Objective: Render the listing, from its first line through the line containing "- tab-file[interactable]: File: [19, 54, 40, 69]" inclusive, as a JSON list of strings with one string per line and blank lines omitted.

Task material:
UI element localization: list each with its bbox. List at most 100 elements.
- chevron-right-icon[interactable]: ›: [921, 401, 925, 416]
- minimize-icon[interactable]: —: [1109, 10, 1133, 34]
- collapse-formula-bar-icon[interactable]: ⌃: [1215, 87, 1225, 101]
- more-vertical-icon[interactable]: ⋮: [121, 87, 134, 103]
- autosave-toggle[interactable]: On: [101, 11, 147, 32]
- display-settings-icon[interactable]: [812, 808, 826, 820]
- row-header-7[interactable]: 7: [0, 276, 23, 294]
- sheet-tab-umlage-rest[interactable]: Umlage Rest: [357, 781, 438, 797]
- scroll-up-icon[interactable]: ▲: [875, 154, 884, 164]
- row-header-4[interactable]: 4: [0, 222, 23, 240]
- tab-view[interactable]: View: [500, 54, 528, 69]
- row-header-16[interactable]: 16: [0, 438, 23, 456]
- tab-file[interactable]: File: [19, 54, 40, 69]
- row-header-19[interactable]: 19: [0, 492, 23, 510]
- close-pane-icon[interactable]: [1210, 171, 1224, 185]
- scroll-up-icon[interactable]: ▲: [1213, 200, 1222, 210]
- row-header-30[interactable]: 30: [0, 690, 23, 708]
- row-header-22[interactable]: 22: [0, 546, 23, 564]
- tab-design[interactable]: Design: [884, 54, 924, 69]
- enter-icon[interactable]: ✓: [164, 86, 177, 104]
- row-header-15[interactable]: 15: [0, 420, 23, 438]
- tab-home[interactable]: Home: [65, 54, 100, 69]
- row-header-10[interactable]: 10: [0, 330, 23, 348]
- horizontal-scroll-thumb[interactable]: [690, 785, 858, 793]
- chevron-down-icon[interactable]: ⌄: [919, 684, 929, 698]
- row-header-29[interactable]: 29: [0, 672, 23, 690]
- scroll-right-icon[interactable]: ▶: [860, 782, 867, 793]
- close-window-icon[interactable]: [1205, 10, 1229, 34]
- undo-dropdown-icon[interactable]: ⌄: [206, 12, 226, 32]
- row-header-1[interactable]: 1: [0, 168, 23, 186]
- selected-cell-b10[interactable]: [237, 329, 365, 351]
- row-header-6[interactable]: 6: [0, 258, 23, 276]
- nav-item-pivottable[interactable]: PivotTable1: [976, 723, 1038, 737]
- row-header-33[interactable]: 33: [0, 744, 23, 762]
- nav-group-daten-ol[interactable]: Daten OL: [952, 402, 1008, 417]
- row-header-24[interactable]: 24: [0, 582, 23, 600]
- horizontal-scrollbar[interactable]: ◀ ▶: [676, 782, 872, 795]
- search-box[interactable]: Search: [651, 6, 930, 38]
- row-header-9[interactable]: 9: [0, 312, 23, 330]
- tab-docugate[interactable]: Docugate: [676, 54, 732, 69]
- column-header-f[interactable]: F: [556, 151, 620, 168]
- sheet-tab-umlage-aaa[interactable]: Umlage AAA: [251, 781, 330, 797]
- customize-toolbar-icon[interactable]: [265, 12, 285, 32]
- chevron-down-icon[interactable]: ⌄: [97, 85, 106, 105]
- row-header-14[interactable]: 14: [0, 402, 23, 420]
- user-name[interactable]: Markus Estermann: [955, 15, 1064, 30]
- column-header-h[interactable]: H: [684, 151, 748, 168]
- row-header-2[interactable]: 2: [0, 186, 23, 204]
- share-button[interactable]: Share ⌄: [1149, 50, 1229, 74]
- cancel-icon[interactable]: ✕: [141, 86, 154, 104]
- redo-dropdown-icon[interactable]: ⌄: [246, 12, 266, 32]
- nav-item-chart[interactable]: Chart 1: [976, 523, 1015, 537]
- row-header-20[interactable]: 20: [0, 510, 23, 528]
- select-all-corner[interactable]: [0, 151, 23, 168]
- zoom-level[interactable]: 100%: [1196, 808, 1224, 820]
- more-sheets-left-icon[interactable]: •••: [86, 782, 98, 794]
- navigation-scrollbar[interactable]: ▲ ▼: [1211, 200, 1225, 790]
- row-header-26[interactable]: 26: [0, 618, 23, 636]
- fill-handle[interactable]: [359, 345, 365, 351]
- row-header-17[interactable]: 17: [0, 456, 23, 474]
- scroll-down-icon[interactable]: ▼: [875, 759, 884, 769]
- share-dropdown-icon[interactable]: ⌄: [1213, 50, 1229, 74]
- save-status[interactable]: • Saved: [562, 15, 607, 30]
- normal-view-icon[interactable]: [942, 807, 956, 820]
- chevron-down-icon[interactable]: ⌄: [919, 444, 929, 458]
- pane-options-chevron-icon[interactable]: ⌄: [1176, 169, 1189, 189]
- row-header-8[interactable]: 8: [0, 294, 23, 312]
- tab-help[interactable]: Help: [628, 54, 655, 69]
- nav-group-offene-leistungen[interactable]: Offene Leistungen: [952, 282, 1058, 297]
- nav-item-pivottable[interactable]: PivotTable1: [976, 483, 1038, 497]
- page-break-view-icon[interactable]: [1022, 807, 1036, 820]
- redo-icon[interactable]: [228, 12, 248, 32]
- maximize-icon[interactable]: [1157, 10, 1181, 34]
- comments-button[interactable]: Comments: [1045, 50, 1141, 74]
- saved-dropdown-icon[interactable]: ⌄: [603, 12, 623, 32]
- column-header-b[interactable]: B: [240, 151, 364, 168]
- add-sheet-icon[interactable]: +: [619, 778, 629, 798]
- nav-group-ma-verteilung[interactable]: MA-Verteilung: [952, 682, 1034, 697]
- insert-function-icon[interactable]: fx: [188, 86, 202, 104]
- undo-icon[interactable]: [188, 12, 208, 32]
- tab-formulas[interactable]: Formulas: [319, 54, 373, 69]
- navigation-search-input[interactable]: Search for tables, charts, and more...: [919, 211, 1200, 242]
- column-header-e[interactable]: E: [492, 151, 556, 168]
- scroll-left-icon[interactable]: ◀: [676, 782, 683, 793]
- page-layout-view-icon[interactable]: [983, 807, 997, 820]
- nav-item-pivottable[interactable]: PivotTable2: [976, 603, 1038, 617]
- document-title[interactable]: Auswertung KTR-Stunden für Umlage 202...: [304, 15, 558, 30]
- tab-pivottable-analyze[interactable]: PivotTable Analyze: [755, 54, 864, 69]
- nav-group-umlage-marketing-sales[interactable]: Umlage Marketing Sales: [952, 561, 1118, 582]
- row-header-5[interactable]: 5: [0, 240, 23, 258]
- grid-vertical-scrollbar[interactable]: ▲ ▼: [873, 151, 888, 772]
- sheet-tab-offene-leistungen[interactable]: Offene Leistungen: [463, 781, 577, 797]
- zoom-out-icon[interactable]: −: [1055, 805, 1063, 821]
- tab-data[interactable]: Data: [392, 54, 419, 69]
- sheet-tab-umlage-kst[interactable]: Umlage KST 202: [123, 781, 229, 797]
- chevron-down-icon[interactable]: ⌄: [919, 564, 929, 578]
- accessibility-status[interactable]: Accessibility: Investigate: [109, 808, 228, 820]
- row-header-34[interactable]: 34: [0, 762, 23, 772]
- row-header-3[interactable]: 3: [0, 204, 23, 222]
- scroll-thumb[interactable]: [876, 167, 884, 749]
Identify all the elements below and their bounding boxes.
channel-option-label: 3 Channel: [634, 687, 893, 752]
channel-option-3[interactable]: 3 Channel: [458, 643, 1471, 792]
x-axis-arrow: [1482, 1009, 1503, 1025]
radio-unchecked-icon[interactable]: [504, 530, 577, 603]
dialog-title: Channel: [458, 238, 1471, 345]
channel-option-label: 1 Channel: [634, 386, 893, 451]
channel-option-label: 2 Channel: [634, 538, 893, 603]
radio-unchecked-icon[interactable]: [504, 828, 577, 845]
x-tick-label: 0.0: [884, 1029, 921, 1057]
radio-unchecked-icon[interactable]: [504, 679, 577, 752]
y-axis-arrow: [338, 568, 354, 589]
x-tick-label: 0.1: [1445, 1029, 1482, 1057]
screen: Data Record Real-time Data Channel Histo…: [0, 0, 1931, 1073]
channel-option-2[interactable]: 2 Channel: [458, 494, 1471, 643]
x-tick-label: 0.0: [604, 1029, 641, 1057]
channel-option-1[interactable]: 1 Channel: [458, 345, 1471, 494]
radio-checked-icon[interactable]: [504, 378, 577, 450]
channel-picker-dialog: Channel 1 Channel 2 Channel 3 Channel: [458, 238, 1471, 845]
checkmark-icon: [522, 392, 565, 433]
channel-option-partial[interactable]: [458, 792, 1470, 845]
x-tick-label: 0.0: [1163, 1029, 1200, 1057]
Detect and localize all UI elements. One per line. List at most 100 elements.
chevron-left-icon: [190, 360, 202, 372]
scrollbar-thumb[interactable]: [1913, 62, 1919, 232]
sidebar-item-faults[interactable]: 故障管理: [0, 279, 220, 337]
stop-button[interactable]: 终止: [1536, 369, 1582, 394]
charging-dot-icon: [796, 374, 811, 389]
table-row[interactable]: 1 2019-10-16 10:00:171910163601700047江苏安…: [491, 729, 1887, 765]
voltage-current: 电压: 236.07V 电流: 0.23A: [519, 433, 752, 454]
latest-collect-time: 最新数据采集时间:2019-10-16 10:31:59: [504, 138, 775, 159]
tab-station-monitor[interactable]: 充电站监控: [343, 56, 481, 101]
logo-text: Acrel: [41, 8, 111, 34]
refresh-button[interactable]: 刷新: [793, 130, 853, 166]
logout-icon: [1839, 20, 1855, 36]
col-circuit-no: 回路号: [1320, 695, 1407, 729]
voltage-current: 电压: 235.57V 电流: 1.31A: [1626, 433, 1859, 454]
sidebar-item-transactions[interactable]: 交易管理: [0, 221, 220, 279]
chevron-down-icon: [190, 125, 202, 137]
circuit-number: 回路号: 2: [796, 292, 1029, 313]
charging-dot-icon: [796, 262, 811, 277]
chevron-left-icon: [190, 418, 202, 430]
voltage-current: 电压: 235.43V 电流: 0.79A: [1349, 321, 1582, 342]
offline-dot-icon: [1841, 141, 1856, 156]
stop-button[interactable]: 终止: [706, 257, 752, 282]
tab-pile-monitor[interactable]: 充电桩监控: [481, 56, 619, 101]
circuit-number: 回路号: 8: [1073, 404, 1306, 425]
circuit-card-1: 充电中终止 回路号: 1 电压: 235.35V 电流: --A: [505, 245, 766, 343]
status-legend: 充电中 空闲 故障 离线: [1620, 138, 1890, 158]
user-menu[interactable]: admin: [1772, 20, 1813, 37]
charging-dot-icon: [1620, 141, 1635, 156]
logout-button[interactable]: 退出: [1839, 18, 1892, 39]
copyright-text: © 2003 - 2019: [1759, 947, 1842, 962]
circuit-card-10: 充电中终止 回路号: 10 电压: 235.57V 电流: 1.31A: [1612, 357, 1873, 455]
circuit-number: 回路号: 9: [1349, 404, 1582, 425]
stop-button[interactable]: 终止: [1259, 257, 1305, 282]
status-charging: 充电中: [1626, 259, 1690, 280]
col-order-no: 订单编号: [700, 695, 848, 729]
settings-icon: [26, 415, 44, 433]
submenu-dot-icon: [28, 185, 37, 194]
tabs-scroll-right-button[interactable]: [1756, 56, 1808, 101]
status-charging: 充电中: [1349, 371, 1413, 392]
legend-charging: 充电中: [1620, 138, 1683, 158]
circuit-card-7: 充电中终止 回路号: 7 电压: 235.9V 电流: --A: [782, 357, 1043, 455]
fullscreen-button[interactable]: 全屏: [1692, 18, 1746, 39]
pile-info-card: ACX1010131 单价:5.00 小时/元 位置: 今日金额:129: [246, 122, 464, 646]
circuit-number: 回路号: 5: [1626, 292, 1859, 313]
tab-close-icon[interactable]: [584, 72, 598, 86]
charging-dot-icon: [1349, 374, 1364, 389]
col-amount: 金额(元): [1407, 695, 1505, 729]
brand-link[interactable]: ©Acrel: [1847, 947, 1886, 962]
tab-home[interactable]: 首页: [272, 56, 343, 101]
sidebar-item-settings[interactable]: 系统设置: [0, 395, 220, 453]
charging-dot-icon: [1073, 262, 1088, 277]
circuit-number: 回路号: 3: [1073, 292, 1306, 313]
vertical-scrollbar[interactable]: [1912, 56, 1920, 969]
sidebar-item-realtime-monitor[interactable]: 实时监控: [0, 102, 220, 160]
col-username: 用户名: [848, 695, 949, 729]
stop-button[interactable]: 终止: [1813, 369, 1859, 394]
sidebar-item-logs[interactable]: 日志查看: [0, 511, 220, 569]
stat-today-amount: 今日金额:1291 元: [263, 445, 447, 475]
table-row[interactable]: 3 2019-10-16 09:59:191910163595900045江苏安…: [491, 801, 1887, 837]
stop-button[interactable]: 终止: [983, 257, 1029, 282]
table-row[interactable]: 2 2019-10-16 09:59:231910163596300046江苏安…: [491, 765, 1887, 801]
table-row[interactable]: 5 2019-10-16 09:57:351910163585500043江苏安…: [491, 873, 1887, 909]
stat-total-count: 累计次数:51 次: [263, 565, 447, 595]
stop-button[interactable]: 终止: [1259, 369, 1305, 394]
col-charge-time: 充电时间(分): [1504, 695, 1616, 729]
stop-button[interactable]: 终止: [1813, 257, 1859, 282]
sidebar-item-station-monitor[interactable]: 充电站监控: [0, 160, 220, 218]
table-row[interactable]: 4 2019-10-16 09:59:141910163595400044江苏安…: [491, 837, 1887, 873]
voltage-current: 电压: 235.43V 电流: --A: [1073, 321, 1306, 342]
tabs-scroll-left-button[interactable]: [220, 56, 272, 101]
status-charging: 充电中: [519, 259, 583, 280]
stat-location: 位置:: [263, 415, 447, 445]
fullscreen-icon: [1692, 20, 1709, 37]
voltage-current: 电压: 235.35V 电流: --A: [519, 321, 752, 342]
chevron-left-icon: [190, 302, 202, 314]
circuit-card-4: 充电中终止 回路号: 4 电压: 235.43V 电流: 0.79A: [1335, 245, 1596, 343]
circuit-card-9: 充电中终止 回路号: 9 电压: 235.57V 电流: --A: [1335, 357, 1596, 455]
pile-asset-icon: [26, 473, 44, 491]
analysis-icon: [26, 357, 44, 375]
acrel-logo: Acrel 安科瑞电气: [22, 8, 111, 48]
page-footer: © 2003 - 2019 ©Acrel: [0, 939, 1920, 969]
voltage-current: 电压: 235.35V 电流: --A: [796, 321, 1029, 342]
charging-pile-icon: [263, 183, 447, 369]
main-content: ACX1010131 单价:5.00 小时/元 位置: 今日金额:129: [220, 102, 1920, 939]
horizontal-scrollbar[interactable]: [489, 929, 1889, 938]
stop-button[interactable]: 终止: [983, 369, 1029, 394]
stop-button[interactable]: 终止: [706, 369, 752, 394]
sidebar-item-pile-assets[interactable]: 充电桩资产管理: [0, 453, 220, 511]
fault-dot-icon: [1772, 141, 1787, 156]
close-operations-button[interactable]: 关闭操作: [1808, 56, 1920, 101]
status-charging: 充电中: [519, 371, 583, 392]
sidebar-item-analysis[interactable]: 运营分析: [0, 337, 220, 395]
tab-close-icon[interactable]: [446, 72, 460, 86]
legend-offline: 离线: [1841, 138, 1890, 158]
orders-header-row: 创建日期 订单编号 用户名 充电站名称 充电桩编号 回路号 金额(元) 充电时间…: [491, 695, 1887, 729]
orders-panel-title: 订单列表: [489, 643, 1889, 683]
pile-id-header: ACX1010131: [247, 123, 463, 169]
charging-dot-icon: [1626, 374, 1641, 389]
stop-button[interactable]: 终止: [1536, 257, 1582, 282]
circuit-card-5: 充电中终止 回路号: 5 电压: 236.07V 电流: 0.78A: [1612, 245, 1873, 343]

Finished exercise:
[
  "UI element localization: list each with its bbox. List at most 100 elements.",
  "- chevron-right-icon[interactable]: ›: [921, 401, 925, 416]",
  "- minimize-icon[interactable]: —: [1109, 10, 1133, 34]",
  "- collapse-formula-bar-icon[interactable]: ⌃: [1215, 87, 1225, 101]",
  "- more-vertical-icon[interactable]: ⋮: [121, 87, 134, 103]",
  "- autosave-toggle[interactable]: On: [101, 11, 147, 32]",
  "- display-settings-icon[interactable]: [812, 808, 826, 820]",
  "- row-header-7[interactable]: 7: [0, 276, 23, 294]",
  "- sheet-tab-umlage-rest[interactable]: Umlage Rest: [357, 781, 438, 797]",
  "- scroll-up-icon[interactable]: ▲: [875, 154, 884, 164]",
  "- row-header-4[interactable]: 4: [0, 222, 23, 240]",
  "- tab-view[interactable]: View: [500, 54, 528, 69]",
  "- row-header-16[interactable]: 16: [0, 438, 23, 456]",
  "- tab-file[interactable]: File: [19, 54, 40, 69]"
]